:: Records to process

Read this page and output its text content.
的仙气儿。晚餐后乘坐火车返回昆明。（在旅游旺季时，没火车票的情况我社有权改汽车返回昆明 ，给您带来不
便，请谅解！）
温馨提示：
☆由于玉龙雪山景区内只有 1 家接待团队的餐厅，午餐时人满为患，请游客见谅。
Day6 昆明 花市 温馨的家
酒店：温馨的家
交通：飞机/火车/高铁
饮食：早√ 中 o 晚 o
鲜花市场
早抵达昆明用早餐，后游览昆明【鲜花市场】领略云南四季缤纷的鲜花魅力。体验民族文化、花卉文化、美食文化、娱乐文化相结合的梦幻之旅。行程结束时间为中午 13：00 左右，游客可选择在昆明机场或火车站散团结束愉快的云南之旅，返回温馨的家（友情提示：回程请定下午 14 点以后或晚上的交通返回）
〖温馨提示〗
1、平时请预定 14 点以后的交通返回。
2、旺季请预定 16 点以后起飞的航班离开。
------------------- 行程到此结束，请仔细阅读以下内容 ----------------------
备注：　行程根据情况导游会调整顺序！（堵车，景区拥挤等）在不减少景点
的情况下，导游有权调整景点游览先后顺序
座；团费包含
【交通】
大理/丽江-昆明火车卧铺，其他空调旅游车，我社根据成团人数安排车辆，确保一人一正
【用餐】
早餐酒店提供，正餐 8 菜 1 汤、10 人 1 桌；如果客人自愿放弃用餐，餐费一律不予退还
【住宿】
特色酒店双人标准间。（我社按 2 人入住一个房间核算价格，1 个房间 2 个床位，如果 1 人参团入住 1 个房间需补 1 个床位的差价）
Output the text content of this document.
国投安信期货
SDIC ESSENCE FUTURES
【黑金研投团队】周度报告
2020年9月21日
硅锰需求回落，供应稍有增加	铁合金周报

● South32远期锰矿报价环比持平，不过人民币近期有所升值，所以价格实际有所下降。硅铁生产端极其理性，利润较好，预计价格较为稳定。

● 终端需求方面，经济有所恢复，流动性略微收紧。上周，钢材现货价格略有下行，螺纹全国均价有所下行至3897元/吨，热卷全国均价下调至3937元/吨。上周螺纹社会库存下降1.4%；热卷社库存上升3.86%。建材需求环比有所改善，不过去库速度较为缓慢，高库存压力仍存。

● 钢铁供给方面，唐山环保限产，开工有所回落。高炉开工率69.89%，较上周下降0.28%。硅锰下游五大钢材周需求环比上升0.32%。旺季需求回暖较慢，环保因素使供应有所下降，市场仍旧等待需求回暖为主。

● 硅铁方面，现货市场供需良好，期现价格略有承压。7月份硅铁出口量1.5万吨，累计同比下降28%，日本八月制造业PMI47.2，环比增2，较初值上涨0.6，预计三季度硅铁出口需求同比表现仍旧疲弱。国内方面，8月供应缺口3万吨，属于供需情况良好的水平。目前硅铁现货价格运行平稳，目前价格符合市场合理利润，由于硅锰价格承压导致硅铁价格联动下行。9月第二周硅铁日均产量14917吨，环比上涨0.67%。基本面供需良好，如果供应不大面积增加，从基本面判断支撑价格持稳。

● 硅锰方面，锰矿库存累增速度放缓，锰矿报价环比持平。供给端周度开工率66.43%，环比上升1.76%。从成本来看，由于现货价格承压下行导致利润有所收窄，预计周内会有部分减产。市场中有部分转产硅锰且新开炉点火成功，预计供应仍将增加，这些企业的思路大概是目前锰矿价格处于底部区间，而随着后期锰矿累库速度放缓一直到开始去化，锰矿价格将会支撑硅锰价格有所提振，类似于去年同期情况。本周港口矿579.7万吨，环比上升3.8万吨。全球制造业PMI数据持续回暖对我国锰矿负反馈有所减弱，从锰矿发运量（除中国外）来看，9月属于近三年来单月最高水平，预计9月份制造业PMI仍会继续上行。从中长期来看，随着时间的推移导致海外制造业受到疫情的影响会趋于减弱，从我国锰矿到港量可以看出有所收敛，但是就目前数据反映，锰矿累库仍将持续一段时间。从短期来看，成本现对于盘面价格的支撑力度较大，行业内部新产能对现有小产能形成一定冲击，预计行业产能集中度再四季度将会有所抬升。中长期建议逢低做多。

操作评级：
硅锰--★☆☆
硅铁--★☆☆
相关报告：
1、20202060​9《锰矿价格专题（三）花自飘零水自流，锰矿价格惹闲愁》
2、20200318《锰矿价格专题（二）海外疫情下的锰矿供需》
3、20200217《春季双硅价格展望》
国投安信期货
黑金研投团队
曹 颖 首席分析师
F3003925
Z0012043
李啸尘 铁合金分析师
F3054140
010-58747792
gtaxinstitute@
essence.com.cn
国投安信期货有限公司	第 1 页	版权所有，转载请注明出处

::::

### Directions for this task:
Write out the data exactly as it stands.

### Result for this task:
Read this page and output its text content.
的仙气儿。晚餐后乘坐火车返回昆明。（在旅游旺季时，没火车票的情况我社有权改汽车返回昆明 ，给您带来不
便，请谅解！）
温馨提示：
☆由于玉龙雪山景区内只有 1 家接待团队的餐厅，午餐时人满为患，请游客见谅。
Day6 昆明 花市 温馨的家
酒店：温馨的家
交通：飞机/火车/高铁
饮食：早√ 中 o 晚 o
鲜花市场
早抵达昆明用早餐，后游览昆明【鲜花市场】领略云南四季缤纷的鲜花魅力。体验民族文化、花卉文化、美食文化、娱乐文化相结合的梦幻之旅。行程结束时间为中午 13：00 左右，游客可选择在昆明机场或火车站散团结束愉快的云南之旅，返回温馨的家（友情提示：回程请定下午 14 点以后或晚上的交通返回）
〖温馨提示〗
1、平时请预定 14 点以后的交通返回。
2、旺季请预定 16 点以后起飞的航班离开。
------------------- 行程到此结束，请仔细阅读以下内容 ----------------------
备注：　行程根据情况导游会调整顺序！（堵车，景区拥挤等）在不减少景点
的情况下，导游有权调整景点游览先后顺序
座；团费包含
【交通】
大理/丽江-昆明火车卧铺，其他空调旅游车，我社根据成团人数安排车辆，确保一人一正
【用餐】
早餐酒店提供，正餐 8 菜 1 汤、10 人 1 桌；如果客人自愿放弃用餐，餐费一律不予退还
【住宿】
特色酒店双人标准间。（我社按 2 人入住一个房间核算价格，1 个房间 2 个床位，如果 1 人参团入住 1 个房间需补 1 个床位的差价）
Output the text content of this document.
国投安信期货
SDIC ESSENCE FUTURES
【黑金研投团队】周度报告
2020年9月21日
硅锰需求回落，供应稍有增加	铁合金周报

● South32远期锰矿报价环比持平，不过人民币近期有所升值，所以价格实际有所下降。硅铁生产端极其理性，利润较好，预计价格较为稳定。

● 终端需求方面，经济有所恢复，流动性略微收紧。上周，钢材现货价格略有下行，螺纹全国均价有所下行至3897元/吨，热卷全国均价下调至3937元/吨。上周螺纹社会库存下降1.4%；热卷社库存上升3.86%。建材需求环比有所改善，不过去库速度较为缓慢，高库存压力仍存。

● 钢铁供给方面，唐山环保限产，开工有所回落。高炉开工率69.89%，较上周下降0.28%。硅锰下游五大钢材周需求环比上升0.32%。旺季需求回暖较慢，环保因素使供应有所下降，市场仍旧等待需求回暖为主。

● 硅铁方面，现货市场供需良好，期现价格略有承压。7月份硅铁出口量1.5万吨，累计同比下降28%，日本八月制造业PMI47.2，环比增2，较初值上涨0.6，预计三季度硅铁出口需求同比表现仍旧疲弱。国内方面，8月供应缺口3万吨，属于供需情况良好的水平。目前硅铁现货价格运行平稳，目前价格符合市场合理利润，由于硅锰价格承压导致硅铁价格联动下行。9月第二周硅铁日均产量14917吨，环比上涨0.67%。基本面供需良好，如果供应不大面积增加，从基本面判断支撑价格持稳。

● 硅锰方面，锰矿库存累增速度放缓，锰矿报价环比持平。供给端周度开工率66.43%，环比上升1.76%。从成本来看，由于现货价格承压下行导致利润有所收窄，预计周内会有部分减产。市场中有部分转产硅锰且新开炉点火成功，预计供应仍将增加，这些企业的思路大概是目前锰矿价格处于底部区间，而随着后期锰矿累库速度放缓一直到开始去化，锰矿价格将会支撑硅锰价格有所提振，类似于去年同期情况。本周港口矿579.7万吨，环比上升3.8万吨。全球制造业PMI数据持续回暖对我国锰矿负反馈有所减弱，从锰矿发运量（除中国外）来看，9月属于近三年来单月最高水平，预计9月份制造业PMI仍会继续上行。从中长期来看，随着时间的推移导致海外制造业受到疫情的影响会趋于减弱，从我国锰矿到港量可以看出有所收敛，但是就目前数据反映，锰矿累库仍将持续一段时间。从短期来看，成本现对于盘面价格的支撑力度较大，行业内部新产能对现有小产能形成一定冲击，预计行业产能集中度再四季度将会有所抬升。中长期建议逢低做多。

操作评级：
硅锰--★☆☆
硅铁--★☆☆
相关报告：
1、20202060​9《锰矿价格专题（三）花自飘零水自流，锰矿价格惹闲愁》
2、20200318《锰矿价格专题（二）海外疫情下的锰矿供需》
3、20200217《春季双硅价格展望》
国投安信期货
黑金研投团队
曹 颖 首席分析师
F3003925
Z0012043
李啸尘 铁合金分析师
F3054140
010-58747792
gtaxinstitute@
essence.com.cn
国投安信期货有限公司	第 1 页	版权所有，转载请注明出处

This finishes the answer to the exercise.